— EXERCISE DESCRIPTION —
Please count the lines in the listing below where the word "submitting" appears. Give the number only.

>> begin EXTRACTED RECORDS

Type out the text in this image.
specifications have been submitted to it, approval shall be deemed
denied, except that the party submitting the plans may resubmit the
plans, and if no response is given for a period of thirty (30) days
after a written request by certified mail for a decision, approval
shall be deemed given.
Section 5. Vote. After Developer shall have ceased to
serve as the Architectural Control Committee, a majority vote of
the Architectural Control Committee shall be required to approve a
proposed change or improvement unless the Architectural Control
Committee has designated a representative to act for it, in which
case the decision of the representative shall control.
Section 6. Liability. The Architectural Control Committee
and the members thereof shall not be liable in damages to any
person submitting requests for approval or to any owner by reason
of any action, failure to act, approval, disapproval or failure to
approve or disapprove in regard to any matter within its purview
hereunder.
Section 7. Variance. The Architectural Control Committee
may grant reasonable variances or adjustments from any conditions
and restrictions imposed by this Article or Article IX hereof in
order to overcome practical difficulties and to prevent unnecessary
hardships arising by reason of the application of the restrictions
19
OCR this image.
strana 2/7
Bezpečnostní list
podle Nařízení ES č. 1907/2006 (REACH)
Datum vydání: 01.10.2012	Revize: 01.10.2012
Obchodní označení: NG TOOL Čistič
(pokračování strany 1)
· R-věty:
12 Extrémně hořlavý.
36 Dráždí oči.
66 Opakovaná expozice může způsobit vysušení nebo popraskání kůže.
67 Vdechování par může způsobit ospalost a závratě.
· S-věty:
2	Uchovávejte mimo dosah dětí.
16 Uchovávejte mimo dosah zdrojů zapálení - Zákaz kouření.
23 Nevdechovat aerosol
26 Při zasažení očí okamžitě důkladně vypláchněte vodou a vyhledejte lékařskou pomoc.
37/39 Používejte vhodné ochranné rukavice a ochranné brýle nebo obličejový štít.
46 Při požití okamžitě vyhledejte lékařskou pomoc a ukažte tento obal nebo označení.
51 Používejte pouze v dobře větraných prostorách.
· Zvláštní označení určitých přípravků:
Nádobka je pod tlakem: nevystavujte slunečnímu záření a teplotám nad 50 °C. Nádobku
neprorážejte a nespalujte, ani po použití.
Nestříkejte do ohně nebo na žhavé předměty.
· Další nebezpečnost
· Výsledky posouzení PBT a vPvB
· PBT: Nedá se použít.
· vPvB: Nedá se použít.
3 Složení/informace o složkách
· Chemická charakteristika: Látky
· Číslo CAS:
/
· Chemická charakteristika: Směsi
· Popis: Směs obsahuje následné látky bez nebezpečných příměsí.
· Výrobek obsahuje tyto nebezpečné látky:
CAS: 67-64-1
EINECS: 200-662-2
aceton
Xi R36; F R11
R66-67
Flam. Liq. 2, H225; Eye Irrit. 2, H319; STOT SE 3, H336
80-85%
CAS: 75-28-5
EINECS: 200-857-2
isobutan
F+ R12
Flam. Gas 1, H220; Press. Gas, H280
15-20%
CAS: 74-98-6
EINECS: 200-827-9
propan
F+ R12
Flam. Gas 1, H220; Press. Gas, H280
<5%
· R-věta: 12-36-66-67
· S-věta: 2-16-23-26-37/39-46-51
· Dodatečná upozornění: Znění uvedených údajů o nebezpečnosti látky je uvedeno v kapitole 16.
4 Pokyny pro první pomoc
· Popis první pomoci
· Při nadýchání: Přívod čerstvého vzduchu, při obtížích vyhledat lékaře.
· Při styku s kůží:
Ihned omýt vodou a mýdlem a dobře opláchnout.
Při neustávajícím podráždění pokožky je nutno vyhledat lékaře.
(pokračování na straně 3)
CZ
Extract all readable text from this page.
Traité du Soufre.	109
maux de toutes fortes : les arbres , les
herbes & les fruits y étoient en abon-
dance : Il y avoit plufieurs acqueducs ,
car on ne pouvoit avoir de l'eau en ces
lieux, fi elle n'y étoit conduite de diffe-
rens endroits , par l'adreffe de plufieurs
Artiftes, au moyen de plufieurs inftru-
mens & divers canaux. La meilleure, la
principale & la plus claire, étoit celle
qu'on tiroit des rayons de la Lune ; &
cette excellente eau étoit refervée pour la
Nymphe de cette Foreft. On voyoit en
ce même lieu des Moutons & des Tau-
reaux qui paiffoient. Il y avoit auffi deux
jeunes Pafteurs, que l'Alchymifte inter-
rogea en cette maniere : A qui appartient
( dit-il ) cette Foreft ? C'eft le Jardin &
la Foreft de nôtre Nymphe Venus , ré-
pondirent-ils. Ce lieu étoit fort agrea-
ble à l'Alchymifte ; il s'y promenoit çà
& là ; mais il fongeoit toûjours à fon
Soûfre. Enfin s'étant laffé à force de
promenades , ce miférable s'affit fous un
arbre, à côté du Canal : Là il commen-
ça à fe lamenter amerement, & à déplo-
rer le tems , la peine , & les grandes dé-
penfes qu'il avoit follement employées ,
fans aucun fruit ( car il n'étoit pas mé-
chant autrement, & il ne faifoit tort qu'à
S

>> end EXTRACTED RECORDS

— ANSWER TO THE TASK —
2